§ **Exercise description**
Copy out the entire passage below about Swedenborg turning down the Upsala professorship, word for word.

======== Selection

This was still the situation a year later when a letter from Erik Benzelius at Upsala brought the news that a vacancy existed in the faculty of mathematics owing to the death of Nils Celsius, professor of astronomy, and suggesting Swedenborg's nomination for the post. Nowhere was Swedenborg's learning and genius so well known and appreciated as at the University. In a sense, he had been one of the founders of their Literary Society since the time he corresponded with them from England, a connection that never had been broken. His unpublished manuscripts were submitted to the Society and read and discussed at its meetings, and his published works were reviewed in its "Proceedings."[139a] At this time he was sending them installments of a treatise On Copper. The professorship offered an adequate salary, and Benzelius and Anna would of course be delighted to have Emanuel with them in Upsala. The fact that Swedenborg nevertheless felt that he must decline the post is evidence of how much his heart was set upon his chosen profession of metallurgy. There are many fine men at the University who can fill the chair in mathematics, he replied. His own -interest, at present, was centered on geometry, metallurgy and chemistry, not on teaching. "To abandon that with which I intend to perform good service would be indefensible," he explains.

Besides, I have not the gift of teaching, as you know, my brother, on account of my natural difficulty in speaking. I therefore hope that the University does not nominate me. In the first place this would retard' the proposition now before His Majesty to secure me a salary on the Board which I intend, by persistence, sometime to achieve. Besides this I no longer find my bent or liking inclined towards an academic career, even should a salary of 1,500 riksdalers be granted me . . . Therefore, in case anyone in the Consistory should suggest me, I should consider it a great favor if you, my brother, would give a decided "No," for an answer, but withal an expression of thanks that they hold me worthy of it.[140]

In July he was granted a master of mines salary of 800 dalers in silver which later was raised to 1,200 dalers, the salary of a regular official. An old Swedish adage had come true, "He who waits for something good, never waits too long!"

================
======== Recorded data

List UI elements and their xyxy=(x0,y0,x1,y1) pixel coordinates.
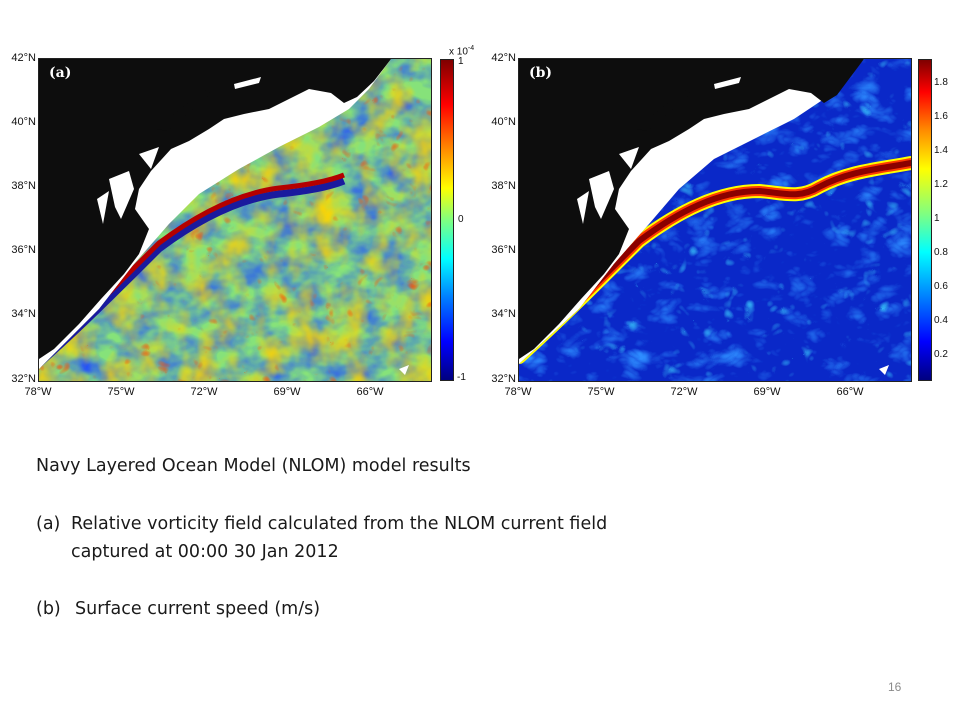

================

§ **Task response**
This was still the situation a year later when a letter from Erik Benzelius at Upsala brought the news that a vacancy existed in the faculty of mathematics owing to the death of Nils Celsius, professor of astronomy, and suggesting Swedenborg's nomination for the post. Nowhere was Swedenborg's learning and genius so well known and appreciated as at the University. In a sense, he had been one of the founders of their Literary Society since the time he corresponded with them from England, a connection that never had been broken. His unpublished manuscripts were submitted to the Society and read and discussed at its meetings, and his published works were reviewed in its "Proceedings."[139a] At this time he was sending them installments of a treatise On Copper. The professorship offered an adequate salary, and Benzelius and Anna would of course be delighted to have Emanuel with them in Upsala. The fact that Swedenborg nevertheless felt that he must decline the post is evidence of how much his heart was set upon his chosen profession of metallurgy. There are many fine men at the University who can fill the chair in mathematics, he replied. His own -interest, at present, was centered on geometry, metallurgy and chemistry, not on teaching. "To abandon that with which I intend to perform good service would be indefensible," he explains.

Besides, I have not the gift of teaching, as you know, my brother, on account of my natural difficulty in speaking. I therefore hope that the University does not nominate me. In the first place this would retard' the proposition now before His Majesty to secure me a salary on the Board which I intend, by persistence, sometime to achieve. Besides this I no longer find my bent or liking inclined towards an academic career, even should a salary of 1,500 riksdalers be granted me . . . Therefore, in case anyone in the Consistory should suggest me, I should consider it a great favor if you, my brother, would give a decided "No," for an answer, but withal an expression of thanks that they hold me worthy of it.[140]

In July he was granted a master of mines salary of 800 dalers in silver which later was raised to 1,200 dalers, the salary of a regular official. An old Swedish adage had come true, "He who waits for something good, never waits too long!"